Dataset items
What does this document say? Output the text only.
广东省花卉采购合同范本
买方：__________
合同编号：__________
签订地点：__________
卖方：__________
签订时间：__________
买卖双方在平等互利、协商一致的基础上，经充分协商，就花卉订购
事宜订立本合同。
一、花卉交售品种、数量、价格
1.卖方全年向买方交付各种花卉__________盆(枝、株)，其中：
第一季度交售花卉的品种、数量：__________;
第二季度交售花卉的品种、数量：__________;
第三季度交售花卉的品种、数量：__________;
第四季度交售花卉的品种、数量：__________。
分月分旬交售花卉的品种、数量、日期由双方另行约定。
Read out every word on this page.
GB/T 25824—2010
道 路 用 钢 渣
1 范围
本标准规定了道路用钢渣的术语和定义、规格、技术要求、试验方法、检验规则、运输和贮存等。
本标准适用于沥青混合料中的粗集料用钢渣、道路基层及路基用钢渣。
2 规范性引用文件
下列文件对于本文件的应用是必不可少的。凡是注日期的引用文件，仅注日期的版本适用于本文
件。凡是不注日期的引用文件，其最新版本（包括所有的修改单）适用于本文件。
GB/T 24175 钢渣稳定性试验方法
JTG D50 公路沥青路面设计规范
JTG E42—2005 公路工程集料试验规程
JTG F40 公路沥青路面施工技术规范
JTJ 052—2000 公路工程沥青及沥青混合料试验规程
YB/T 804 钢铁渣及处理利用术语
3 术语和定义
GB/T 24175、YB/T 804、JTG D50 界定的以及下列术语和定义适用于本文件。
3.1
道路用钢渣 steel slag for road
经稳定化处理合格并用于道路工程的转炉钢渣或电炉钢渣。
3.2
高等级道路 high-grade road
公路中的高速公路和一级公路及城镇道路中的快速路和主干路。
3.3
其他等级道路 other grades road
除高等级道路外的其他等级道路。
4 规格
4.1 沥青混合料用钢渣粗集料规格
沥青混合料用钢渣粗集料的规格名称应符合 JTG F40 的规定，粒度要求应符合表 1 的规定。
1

WRITTEN PROBLEM —
Pull out every line of the records that includes the string "road".

EXERCISE OUTPUT —
道路用钢渣 steel slag for road
高等级道路 high-grade road
其他等级道路 other grades road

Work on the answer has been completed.